#### Exercises
1 – Answer these questions using the fishing thread:
(a) What town does juniormintz live in?
(b) Which stretch of the Hocking does oufisherman find best for fishing?
(c) What baits does oufisherman use to catch smallies beside wood cover?
2 – Print the fishing thread from "## juniormintz (Apr" to "in that order.".
3 – State whether each statement agrees with the fishing thread, and support each answer with the deciding words from the thread.
(a) The stretch of the Hocking behind OU has plenty of cover.
(b) A bike path runs beside the river between Athens and Nelsonville.
(c) juniormintz will be home from college next Friday.

Darby Creek, I fish around the darby/fox area


----------



## juniormintz (Apr 11, 2004)

Thanks guys, I live in circleville so just shoot me a PM whenever you go. Ill be home from college next friday, and the week after that im just going to be lazy or fishing, not neccissarily in that order.

jr.


----------



## LaDobasser (Apr 13, 2004)

I was just down visiting OU this weekend, and noticed the Hocking flows right behind it. Is the fishing in that stretch of the river any good? How about the river close to the campus?
Thanks!
LaDo


----------



## oufisherman (Apr 10, 2004)

Hey LaDoBasser, glad to see you made it into Athens county for awhile. The stretch of the Hocking you saw behind OU is the redirected route around the campus. It is a fairly slow moving stretch in summer with very little cover, just a few pools behind small sandbars. The area below White's Mill at the intersection of SR 682 and Union St. is most popular spot near OU.
Personally the best fishing on the Hocking for me is between Nelsonville and Logan. I've fished a few spots between Nelsonville and Athens and only found a few smallies. Could be timing but the area I fish has alot of wood cover, which the smallies love. I catch them on a tube or even a lizard moving with current beside wood cover.
The part of the river right out of Athens towards Nelsonville might be okay. The bike path goes right beside it so I'll probably check it out this summer. Hope this helps. 

Doug


----------



## LaDobasser (Apr 13, 2004)

Yea, that helped ou, thanks!
LaDo


----------



## Fishman (Apr 5, 2004)

#### Listed entries
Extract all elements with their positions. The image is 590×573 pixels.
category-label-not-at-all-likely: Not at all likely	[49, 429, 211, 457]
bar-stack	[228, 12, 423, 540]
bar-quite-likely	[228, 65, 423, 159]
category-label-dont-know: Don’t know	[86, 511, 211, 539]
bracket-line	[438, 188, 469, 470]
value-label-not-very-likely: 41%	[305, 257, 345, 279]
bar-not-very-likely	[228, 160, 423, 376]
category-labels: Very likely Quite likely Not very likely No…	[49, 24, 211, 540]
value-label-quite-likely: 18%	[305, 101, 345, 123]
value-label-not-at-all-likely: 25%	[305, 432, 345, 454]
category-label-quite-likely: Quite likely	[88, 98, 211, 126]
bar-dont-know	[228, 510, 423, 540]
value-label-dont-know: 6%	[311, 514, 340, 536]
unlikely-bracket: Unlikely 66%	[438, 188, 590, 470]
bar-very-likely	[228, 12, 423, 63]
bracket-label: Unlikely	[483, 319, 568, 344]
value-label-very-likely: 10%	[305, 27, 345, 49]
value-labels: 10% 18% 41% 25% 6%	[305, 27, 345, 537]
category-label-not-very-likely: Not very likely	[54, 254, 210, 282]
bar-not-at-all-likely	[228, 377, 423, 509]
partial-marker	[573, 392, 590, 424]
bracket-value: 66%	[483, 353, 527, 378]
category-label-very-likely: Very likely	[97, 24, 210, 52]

#### Answers to each task
1 –
(a) Circleville
(b) Between Nelsonville and Logan
(c) A tube or a lizard

2 –
## juniormintz (Apr 11, 2004)

Thanks guys, I live in circleville so just shoot me a PM whenever you go. Ill be home from college next friday, and the week after that im just going to be lazy or fishing, not neccissarily in that order.

3 –
(a) No: "It is a fairly slow moving stretch in summer with very little cover"
(b) Yes: "The bike path goes right beside it"
(c) Yes: "Ill be home from college next friday"